-- Start --
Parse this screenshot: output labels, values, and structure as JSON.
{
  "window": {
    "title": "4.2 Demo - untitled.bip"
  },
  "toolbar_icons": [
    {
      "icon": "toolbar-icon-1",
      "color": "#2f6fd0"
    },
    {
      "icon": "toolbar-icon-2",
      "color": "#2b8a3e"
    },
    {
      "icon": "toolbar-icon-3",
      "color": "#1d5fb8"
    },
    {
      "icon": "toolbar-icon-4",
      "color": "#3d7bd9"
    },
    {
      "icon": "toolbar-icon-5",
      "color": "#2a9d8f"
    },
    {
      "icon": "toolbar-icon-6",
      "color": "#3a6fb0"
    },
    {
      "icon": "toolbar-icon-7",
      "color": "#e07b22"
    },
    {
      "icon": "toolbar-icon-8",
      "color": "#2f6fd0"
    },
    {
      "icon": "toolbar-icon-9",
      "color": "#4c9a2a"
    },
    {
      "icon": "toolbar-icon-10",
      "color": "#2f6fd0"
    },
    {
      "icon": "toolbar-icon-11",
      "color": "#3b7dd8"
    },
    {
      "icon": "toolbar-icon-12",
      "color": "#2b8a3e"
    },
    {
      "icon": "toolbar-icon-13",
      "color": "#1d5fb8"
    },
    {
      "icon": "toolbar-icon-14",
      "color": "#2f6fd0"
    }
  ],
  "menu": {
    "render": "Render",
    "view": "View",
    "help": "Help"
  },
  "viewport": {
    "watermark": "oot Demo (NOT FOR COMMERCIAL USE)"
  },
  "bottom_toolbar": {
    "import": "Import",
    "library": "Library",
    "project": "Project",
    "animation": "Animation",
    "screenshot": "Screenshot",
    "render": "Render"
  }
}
-- End --
▶ EXERCISE INSTRUCTIONS
Copy every line of the listing that contains the word "Demo".

▶ TASK OUTPUT
    "title": "4.2 Demo - untitled.bip"
    "watermark": "oot Demo (NOT FOR COMMERCIAL USE)"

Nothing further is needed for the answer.